[Instruction]
List each line in which the string "kerti" appears.

[Dataset entries]

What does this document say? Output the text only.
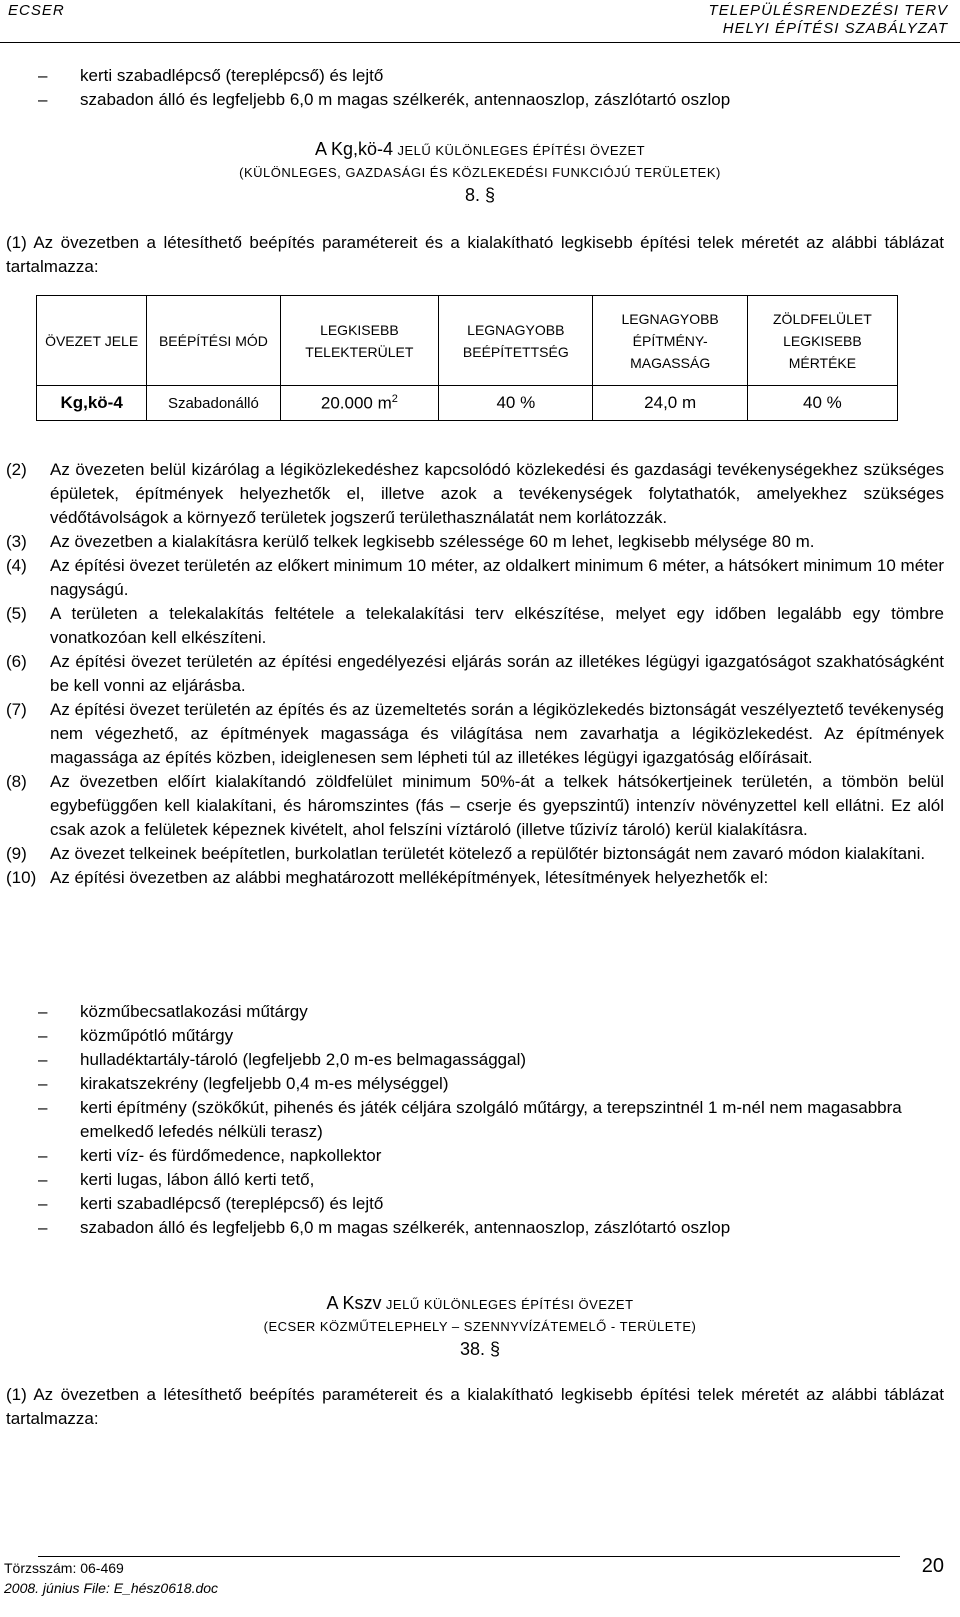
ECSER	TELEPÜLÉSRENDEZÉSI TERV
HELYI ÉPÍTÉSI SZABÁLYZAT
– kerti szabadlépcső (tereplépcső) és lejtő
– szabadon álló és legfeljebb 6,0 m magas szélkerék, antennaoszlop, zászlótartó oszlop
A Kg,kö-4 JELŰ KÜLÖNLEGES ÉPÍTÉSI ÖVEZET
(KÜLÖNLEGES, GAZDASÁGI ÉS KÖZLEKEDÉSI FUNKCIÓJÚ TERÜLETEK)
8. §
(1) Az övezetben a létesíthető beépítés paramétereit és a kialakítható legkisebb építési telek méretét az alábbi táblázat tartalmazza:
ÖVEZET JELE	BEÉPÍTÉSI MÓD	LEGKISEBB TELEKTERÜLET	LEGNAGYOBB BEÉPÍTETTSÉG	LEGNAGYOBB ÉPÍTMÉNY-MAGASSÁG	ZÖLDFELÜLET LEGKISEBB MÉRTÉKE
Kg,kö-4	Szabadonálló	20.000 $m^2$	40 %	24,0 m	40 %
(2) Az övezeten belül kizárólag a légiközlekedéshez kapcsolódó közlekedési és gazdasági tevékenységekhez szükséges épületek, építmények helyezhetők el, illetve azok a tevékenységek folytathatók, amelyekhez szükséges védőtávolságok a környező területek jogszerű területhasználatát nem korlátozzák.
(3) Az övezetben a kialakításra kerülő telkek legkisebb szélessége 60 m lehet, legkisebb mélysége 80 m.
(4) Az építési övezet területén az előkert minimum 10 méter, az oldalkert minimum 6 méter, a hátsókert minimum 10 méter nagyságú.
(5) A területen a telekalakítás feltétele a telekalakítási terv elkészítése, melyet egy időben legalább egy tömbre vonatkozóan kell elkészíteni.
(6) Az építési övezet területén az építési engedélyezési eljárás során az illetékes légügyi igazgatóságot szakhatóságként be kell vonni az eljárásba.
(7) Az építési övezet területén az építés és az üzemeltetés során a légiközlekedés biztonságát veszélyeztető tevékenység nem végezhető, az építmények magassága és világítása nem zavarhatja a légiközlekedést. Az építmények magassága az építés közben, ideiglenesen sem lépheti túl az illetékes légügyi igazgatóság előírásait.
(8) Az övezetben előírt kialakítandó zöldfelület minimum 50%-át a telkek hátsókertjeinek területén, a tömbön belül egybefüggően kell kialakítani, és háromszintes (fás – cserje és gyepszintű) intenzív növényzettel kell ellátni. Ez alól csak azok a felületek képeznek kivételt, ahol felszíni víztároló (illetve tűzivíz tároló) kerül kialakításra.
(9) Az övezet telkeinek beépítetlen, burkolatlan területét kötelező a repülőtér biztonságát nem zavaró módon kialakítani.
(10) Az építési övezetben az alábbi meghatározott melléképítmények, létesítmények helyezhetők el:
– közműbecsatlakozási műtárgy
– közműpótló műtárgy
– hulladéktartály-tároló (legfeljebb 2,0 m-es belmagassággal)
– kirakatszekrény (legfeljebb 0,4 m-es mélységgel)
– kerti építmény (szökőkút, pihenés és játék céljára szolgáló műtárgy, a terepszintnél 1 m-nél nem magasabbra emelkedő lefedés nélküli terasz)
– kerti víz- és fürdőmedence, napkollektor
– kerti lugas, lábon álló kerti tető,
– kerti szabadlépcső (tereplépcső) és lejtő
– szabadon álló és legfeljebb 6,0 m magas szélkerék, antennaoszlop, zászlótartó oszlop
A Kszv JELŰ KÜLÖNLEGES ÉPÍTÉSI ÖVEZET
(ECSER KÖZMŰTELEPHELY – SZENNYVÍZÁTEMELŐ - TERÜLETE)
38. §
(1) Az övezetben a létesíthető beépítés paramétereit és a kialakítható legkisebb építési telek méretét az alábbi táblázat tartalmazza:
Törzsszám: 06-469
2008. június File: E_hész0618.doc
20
==
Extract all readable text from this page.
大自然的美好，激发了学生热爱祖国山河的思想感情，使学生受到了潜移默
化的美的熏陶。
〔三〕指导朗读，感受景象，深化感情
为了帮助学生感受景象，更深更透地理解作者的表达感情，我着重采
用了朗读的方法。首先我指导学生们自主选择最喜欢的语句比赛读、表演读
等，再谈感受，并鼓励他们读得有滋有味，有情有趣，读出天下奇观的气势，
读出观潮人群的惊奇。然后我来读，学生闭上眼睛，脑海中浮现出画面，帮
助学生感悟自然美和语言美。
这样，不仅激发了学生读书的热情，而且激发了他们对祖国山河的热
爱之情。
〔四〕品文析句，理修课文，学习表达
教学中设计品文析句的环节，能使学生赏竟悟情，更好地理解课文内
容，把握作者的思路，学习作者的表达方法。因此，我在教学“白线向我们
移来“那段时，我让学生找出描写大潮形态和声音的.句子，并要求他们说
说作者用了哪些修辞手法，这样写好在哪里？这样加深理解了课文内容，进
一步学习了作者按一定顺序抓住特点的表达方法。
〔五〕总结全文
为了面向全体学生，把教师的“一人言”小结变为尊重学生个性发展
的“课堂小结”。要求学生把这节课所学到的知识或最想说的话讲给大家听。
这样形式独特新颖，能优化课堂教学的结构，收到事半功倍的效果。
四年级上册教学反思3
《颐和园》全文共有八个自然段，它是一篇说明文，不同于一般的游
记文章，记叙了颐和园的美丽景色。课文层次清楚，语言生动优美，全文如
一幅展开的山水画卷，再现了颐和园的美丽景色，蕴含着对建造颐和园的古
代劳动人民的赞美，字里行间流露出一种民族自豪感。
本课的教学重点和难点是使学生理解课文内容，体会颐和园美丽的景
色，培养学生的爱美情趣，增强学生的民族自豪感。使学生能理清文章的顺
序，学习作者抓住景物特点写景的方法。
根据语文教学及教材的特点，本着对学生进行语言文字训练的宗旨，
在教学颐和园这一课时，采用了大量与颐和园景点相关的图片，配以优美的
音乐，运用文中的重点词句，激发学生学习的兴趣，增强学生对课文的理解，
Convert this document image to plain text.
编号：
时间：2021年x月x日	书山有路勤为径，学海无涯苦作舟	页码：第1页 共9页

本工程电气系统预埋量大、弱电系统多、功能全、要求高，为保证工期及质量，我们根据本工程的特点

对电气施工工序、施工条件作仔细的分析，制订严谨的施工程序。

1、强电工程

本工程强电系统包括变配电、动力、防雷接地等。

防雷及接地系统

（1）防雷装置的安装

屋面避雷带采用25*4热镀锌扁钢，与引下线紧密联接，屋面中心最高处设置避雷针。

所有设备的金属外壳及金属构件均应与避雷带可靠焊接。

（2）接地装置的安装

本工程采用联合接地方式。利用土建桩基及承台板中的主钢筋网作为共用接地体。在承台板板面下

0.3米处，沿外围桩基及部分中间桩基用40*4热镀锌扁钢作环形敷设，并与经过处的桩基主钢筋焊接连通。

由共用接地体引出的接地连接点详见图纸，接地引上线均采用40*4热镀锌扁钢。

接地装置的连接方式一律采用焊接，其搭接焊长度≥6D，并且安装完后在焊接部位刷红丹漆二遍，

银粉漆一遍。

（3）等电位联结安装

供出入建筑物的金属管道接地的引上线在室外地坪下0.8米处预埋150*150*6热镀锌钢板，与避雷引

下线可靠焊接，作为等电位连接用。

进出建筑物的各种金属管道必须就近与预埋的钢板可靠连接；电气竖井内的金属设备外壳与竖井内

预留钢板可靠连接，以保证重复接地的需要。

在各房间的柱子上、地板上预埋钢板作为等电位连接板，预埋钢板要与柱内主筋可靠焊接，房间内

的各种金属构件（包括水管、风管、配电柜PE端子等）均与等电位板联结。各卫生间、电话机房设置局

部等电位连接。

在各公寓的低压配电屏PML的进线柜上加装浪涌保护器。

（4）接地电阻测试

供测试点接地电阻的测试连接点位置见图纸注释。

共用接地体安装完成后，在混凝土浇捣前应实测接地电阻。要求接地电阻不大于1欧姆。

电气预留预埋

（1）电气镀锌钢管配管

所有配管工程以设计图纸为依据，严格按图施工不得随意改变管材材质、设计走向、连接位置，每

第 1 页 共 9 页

[Answer to this problem]
– kerti szabadlépcső (tereplépcső) és lejtő
– kerti építmény (szökőkút, pihenés és játék céljára szolgáló műtárgy, a terepszintnél 1 m-nél nem magasabbra emelkedő lefedés nélküli terasz)
– kerti víz- és fürdőmedence, napkollektor
– kerti lugas, lábon álló kerti tető,
– kerti szabadlépcső (tereplépcső) és lejtő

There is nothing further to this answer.